Filter the entries below, keeping only lines with the word "this".
## begin Task material
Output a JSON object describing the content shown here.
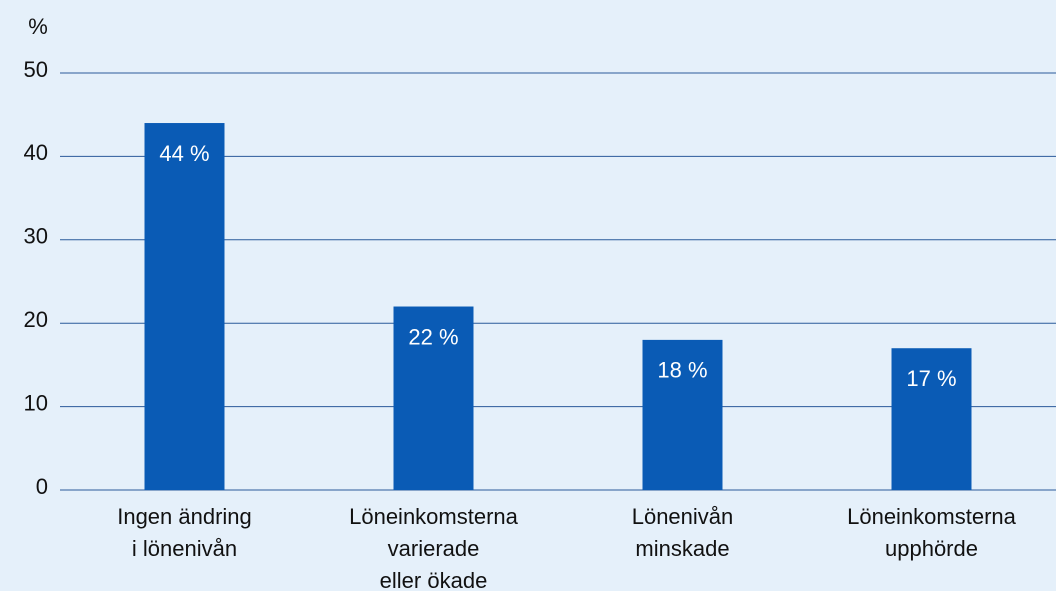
{
  "chart_data": {
    "type": "bar",
    "y_label": "%",
    "categories": [
      [
        "Ingen ändring",
        "i lönenivån"
      ],
      [
        "Löneinkomsterna",
        "varierade",
        "eller ökade"
      ],
      [
        "Lönenivån",
        "minskade"
      ],
      [
        "Löneinkomsterna",
        "upphörde"
      ]
    ],
    "values": [
      44,
      22,
      18,
      17
    ],
    "value_labels": [
      "44 %",
      "22 %",
      "18 %",
      "17 %"
    ],
    "color": "#0a5bb5",
    "ylim": [
      0,
      50
    ],
    "yticks": [
      0,
      10,
      20,
      30,
      40,
      50
    ],
    "grid": true
  }
}
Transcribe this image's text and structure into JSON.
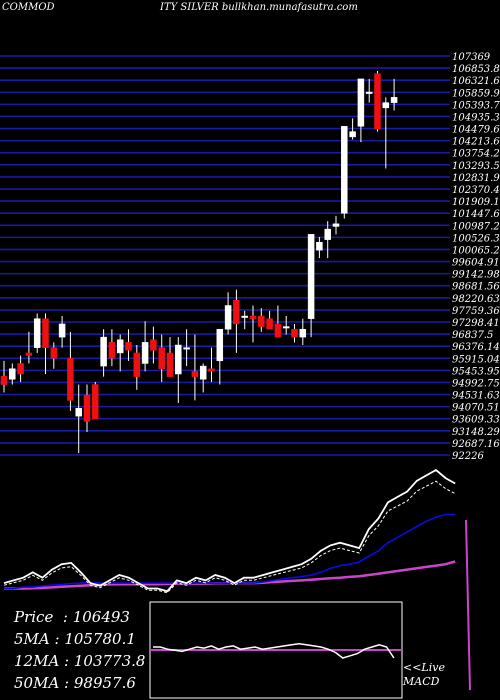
{
  "header": {
    "left": "COMMOD",
    "right": "ITY SILVER bullkhan.munafasutra.com"
  },
  "colors": {
    "grid": "#1a1aa8",
    "up": "#ffffff",
    "down": "#ee1111",
    "ma_fast": "#ffffff",
    "ma_mid": "#0a0ae6",
    "ma_slow": "#cc44cc"
  },
  "chart_data": {
    "type": "candlestick",
    "title": "COMMODITY SILVER",
    "y_tick_labels": [
      "107369",
      "106853.8",
      "106321.6",
      "105859.9",
      "105393.7",
      "104935.3",
      "104479.6",
      "104213.6",
      "103754.2",
      "103293.5",
      "102831.9",
      "102370.4",
      "101909.1",
      "101447.6",
      "100987.2",
      "100526.3",
      "100065.2",
      "99604.91",
      "99142.98",
      "98681.56",
      "98220.63",
      "97759.36",
      "97298.41",
      "96837.5",
      "96376.14",
      "95915.04",
      "95453.95",
      "94992.75",
      "94531.63",
      "94070.51",
      "93609.33",
      "93148.29",
      "92687.16",
      "92226"
    ],
    "candles": [
      {
        "o": 95220,
        "h": 95800,
        "l": 94600,
        "c": 94900
      },
      {
        "o": 95100,
        "h": 95700,
        "l": 94900,
        "c": 95500
      },
      {
        "o": 95700,
        "h": 96000,
        "l": 95000,
        "c": 95300
      },
      {
        "o": 96100,
        "h": 96900,
        "l": 95700,
        "c": 96000
      },
      {
        "o": 96300,
        "h": 97600,
        "l": 96100,
        "c": 97400
      },
      {
        "o": 97400,
        "h": 97600,
        "l": 95300,
        "c": 96300
      },
      {
        "o": 96300,
        "h": 96500,
        "l": 95500,
        "c": 95900
      },
      {
        "o": 96700,
        "h": 97500,
        "l": 96300,
        "c": 97200
      },
      {
        "o": 95900,
        "h": 96900,
        "l": 93900,
        "c": 94300
      },
      {
        "o": 93700,
        "h": 94900,
        "l": 92300,
        "c": 94000
      },
      {
        "o": 94500,
        "h": 94900,
        "l": 93100,
        "c": 93500
      },
      {
        "o": 94900,
        "h": 95000,
        "l": 93600,
        "c": 93600
      },
      {
        "o": 95600,
        "h": 97000,
        "l": 95200,
        "c": 96700
      },
      {
        "o": 96500,
        "h": 97000,
        "l": 95600,
        "c": 95900
      },
      {
        "o": 96100,
        "h": 96800,
        "l": 95400,
        "c": 96600
      },
      {
        "o": 96500,
        "h": 97000,
        "l": 95800,
        "c": 96200
      },
      {
        "o": 96100,
        "h": 96400,
        "l": 94700,
        "c": 95200
      },
      {
        "o": 95700,
        "h": 97300,
        "l": 95400,
        "c": 96500
      },
      {
        "o": 96600,
        "h": 97100,
        "l": 95700,
        "c": 96200
      },
      {
        "o": 96300,
        "h": 96800,
        "l": 95000,
        "c": 95500
      },
      {
        "o": 96100,
        "h": 96700,
        "l": 95300,
        "c": 95200
      },
      {
        "o": 95300,
        "h": 96700,
        "l": 94200,
        "c": 96400
      },
      {
        "o": 96300,
        "h": 97000,
        "l": 95600,
        "c": 96300
      },
      {
        "o": 95400,
        "h": 96800,
        "l": 94300,
        "c": 95200
      },
      {
        "o": 95100,
        "h": 95700,
        "l": 94600,
        "c": 95600
      },
      {
        "o": 95500,
        "h": 96300,
        "l": 95000,
        "c": 95400
      },
      {
        "o": 95800,
        "h": 97000,
        "l": 94900,
        "c": 97000
      },
      {
        "o": 97000,
        "h": 98400,
        "l": 96800,
        "c": 97900
      },
      {
        "o": 98100,
        "h": 98500,
        "l": 96100,
        "c": 97200
      },
      {
        "o": 97500,
        "h": 97700,
        "l": 97000,
        "c": 97500
      },
      {
        "o": 97500,
        "h": 97900,
        "l": 96500,
        "c": 97400
      },
      {
        "o": 97500,
        "h": 97800,
        "l": 96900,
        "c": 97100
      },
      {
        "o": 97400,
        "h": 97700,
        "l": 97100,
        "c": 97000
      },
      {
        "o": 97200,
        "h": 97900,
        "l": 96700,
        "c": 96700
      },
      {
        "o": 97100,
        "h": 97500,
        "l": 96800,
        "c": 97100
      },
      {
        "o": 97000,
        "h": 97200,
        "l": 96500,
        "c": 96700
      },
      {
        "o": 96700,
        "h": 97400,
        "l": 96400,
        "c": 97000
      },
      {
        "o": 97400,
        "h": 100600,
        "l": 96700,
        "c": 100600
      },
      {
        "o": 100000,
        "h": 100500,
        "l": 99700,
        "c": 100300
      },
      {
        "o": 100400,
        "h": 101100,
        "l": 99700,
        "c": 100800
      },
      {
        "o": 100900,
        "h": 101300,
        "l": 100600,
        "c": 101000
      },
      {
        "o": 101400,
        "h": 104700,
        "l": 101200,
        "c": 104700
      },
      {
        "o": 104300,
        "h": 105000,
        "l": 104200,
        "c": 104500
      },
      {
        "o": 104700,
        "h": 106500,
        "l": 104100,
        "c": 106500
      },
      {
        "o": 106000,
        "h": 106500,
        "l": 105600,
        "c": 106000
      },
      {
        "o": 106700,
        "h": 106800,
        "l": 104500,
        "c": 104600
      },
      {
        "o": 105400,
        "h": 105800,
        "l": 103100,
        "c": 105600
      },
      {
        "o": 105600,
        "h": 106500,
        "l": 105300,
        "c": 105800
      }
    ],
    "ma": {
      "fast": [
        100,
        110,
        120,
        140,
        120,
        150,
        170,
        175,
        140,
        100,
        90,
        110,
        130,
        120,
        100,
        80,
        80,
        70,
        110,
        100,
        120,
        110,
        130,
        120,
        100,
        120,
        120,
        130,
        140,
        150,
        160,
        170,
        190,
        220,
        240,
        250,
        240,
        230,
        300,
        340,
        400,
        420,
        440,
        480,
        500,
        520,
        490,
        470
      ],
      "mid": [
        80,
        80,
        85,
        85,
        90,
        92,
        95,
        98,
        100,
        102,
        100,
        100,
        100,
        100,
        100,
        100,
        100,
        100,
        100,
        98,
        100,
        100,
        100,
        100,
        98,
        100,
        100,
        104,
        110,
        115,
        120,
        124,
        130,
        140,
        155,
        165,
        170,
        178,
        200,
        220,
        250,
        270,
        290,
        310,
        330,
        345,
        355,
        355
      ],
      "slow": [
        80,
        80,
        80,
        81,
        82,
        84,
        86,
        88,
        90,
        92,
        94,
        95,
        96,
        96,
        96,
        96,
        96,
        97,
        98,
        98,
        98,
        98,
        99,
        99,
        99,
        100,
        100,
        101,
        104,
        106,
        108,
        110,
        112,
        115,
        118,
        120,
        123,
        125,
        130,
        135,
        140,
        145,
        150,
        155,
        160,
        165,
        170,
        180
      ]
    },
    "price": "106493",
    "stats": [
      {
        "label": "Price",
        "value": "106493"
      },
      {
        "label": "5MA",
        "value": "105780.1"
      },
      {
        "label": "12MA",
        "value": "103773.8"
      },
      {
        "label": "50MA",
        "value": "98957.6"
      }
    ],
    "macd_label": [
      "<<Live",
      "MACD"
    ],
    "macd": [
      30,
      30,
      28,
      27,
      26,
      28,
      30,
      29,
      31,
      28,
      30,
      31,
      28,
      29,
      30,
      28,
      29,
      30,
      31,
      32,
      33,
      32,
      31,
      30,
      28,
      25,
      20,
      22,
      24,
      28,
      30,
      32,
      30,
      20
    ]
  }
}
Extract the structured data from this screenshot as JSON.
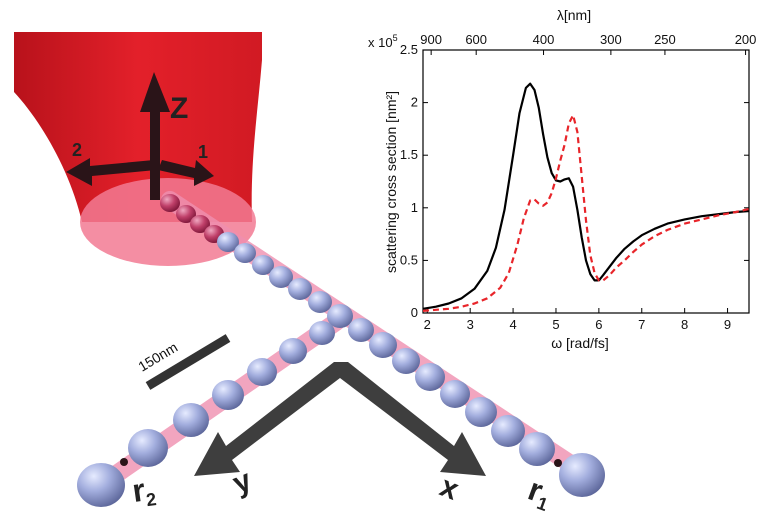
## end Task material
### Full answer
Transcribe this image's text and structure into JSON.
Extract the structured data from this screenshot as JSON.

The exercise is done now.